Repeat the whole listing exactly as written.

── Supplied material

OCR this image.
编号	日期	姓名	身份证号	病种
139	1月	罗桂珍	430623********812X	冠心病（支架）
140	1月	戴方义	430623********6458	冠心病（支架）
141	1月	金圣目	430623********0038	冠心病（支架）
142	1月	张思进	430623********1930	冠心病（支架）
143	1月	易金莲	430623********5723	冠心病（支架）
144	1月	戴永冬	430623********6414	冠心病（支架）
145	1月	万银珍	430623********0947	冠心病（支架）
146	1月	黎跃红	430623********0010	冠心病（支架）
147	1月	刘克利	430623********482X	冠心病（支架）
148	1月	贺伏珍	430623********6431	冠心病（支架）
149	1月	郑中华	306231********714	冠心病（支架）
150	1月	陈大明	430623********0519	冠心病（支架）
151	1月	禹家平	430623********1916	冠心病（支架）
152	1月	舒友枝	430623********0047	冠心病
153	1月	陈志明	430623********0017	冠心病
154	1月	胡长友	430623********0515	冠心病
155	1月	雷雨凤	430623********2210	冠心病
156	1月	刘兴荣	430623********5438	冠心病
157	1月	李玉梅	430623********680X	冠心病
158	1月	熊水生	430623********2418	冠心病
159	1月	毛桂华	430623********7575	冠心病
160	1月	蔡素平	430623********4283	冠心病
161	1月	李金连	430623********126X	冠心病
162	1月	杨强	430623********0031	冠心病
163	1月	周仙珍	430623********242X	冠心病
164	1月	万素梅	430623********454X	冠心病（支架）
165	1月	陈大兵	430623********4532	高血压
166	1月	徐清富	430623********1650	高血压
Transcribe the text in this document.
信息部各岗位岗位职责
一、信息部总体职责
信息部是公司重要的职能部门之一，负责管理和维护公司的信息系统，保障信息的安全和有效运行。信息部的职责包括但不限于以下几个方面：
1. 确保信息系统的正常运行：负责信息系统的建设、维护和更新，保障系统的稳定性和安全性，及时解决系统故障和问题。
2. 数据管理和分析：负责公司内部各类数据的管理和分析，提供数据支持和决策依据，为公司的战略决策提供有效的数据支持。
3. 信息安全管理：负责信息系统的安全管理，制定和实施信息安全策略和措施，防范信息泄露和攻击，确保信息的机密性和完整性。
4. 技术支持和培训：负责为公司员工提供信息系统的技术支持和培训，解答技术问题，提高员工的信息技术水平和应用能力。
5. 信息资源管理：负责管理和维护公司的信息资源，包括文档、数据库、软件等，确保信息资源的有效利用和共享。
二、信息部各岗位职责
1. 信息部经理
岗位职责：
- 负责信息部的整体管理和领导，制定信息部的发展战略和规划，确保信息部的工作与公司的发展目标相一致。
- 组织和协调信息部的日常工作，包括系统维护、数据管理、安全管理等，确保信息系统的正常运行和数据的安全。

────

[Answer]:
OCR this image.
编号	日期	姓名	身份证号	病种
139	1月	罗桂珍	430623********812X	冠心病（支架）
140	1月	戴方义	430623********6458	冠心病（支架）
141	1月	金圣目	430623********0038	冠心病（支架）
142	1月	张思进	430623********1930	冠心病（支架）
143	1月	易金莲	430623********5723	冠心病（支架）
144	1月	戴永冬	430623********6414	冠心病（支架）
145	1月	万银珍	430623********0947	冠心病（支架）
146	1月	黎跃红	430623********0010	冠心病（支架）
147	1月	刘克利	430623********482X	冠心病（支架）
148	1月	贺伏珍	430623********6431	冠心病（支架）
149	1月	郑中华	306231********714	冠心病（支架）
150	1月	陈大明	430623********0519	冠心病（支架）
151	1月	禹家平	430623********1916	冠心病（支架）
152	1月	舒友枝	430623********0047	冠心病
153	1月	陈志明	430623********0017	冠心病
154	1月	胡长友	430623********0515	冠心病
155	1月	雷雨凤	430623********2210	冠心病
156	1月	刘兴荣	430623********5438	冠心病
157	1月	李玉梅	430623********680X	冠心病
158	1月	熊水生	430623********2418	冠心病
159	1月	毛桂华	430623********7575	冠心病
160	1月	蔡素平	430623********4283	冠心病
161	1月	李金连	430623********126X	冠心病
162	1月	杨强	430623********0031	冠心病
163	1月	周仙珍	430623********242X	冠心病
164	1月	万素梅	430623********454X	冠心病（支架）
165	1月	陈大兵	430623********4532	高血压
166	1月	徐清富	430623********1650	高血压
Transcribe the text in this document.
信息部各岗位岗位职责
一、信息部总体职责
信息部是公司重要的职能部门之一，负责管理和维护公司的信息系统，保障信息的安全和有效运行。信息部的职责包括但不限于以下几个方面：
1. 确保信息系统的正常运行：负责信息系统的建设、维护和更新，保障系统的稳定性和安全性，及时解决系统故障和问题。
2. 数据管理和分析：负责公司内部各类数据的管理和分析，提供数据支持和决策依据，为公司的战略决策提供有效的数据支持。
3. 信息安全管理：负责信息系统的安全管理，制定和实施信息安全策略和措施，防范信息泄露和攻击，确保信息的机密性和完整性。
4. 技术支持和培训：负责为公司员工提供信息系统的技术支持和培训，解答技术问题，提高员工的信息技术水平和应用能力。
5. 信息资源管理：负责管理和维护公司的信息资源，包括文档、数据库、软件等，确保信息资源的有效利用和共享。
二、信息部各岗位职责
1. 信息部经理
岗位职责：
- 负责信息部的整体管理和领导，制定信息部的发展战略和规划，确保信息部的工作与公司的发展目标相一致。
- 组织和协调信息部的日常工作，包括系统维护、数据管理、安全管理等，确保信息系统的正常运行和数据的安全。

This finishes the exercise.